-- Start Supplied material --
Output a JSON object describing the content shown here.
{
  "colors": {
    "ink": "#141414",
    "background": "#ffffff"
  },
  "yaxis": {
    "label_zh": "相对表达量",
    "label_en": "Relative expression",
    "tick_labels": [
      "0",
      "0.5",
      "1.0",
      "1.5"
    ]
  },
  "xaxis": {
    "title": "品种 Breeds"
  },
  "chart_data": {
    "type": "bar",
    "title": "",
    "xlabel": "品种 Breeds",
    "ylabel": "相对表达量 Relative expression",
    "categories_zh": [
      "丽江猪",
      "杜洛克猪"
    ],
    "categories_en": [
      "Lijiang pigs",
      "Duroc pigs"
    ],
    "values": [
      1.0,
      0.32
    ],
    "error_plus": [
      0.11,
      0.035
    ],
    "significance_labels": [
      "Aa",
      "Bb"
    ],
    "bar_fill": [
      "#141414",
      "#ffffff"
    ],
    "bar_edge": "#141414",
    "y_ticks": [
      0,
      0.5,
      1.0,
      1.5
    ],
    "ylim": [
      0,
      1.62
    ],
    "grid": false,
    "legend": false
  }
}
-- End Supplied material --
Copy out each line exactly.

Response to this exercise
Output a JSON object describing the content shown here.
{
  "colors": {
    "ink": "#141414",
    "background": "#ffffff"
  },
  "yaxis": {
    "label_zh": "相对表达量",
    "label_en": "Relative expression",
    "tick_labels": [
      "0",
      "0.5",
      "1.0",
      "1.5"
    ]
  },
  "xaxis": {
    "title": "品种 Breeds"
  },
  "chart_data": {
    "type": "bar",
    "title": "",
    "xlabel": "品种 Breeds",
    "ylabel": "相对表达量 Relative expression",
    "categories_zh": [
      "丽江猪",
      "杜洛克猪"
    ],
    "categories_en": [
      "Lijiang pigs",
      "Duroc pigs"
    ],
    "values": [
      1.0,
      0.32
    ],
    "error_plus": [
      0.11,
      0.035
    ],
    "significance_labels": [
      "Aa",
      "Bb"
    ],
    "bar_fill": [
      "#141414",
      "#ffffff"
    ],
    "bar_edge": "#141414",
    "y_ticks": [
      0,
      0.5,
      1.0,
      1.5
    ],
    "ylim": [
      0,
      1.62
    ],
    "grid": false,
    "legend": false
  }
}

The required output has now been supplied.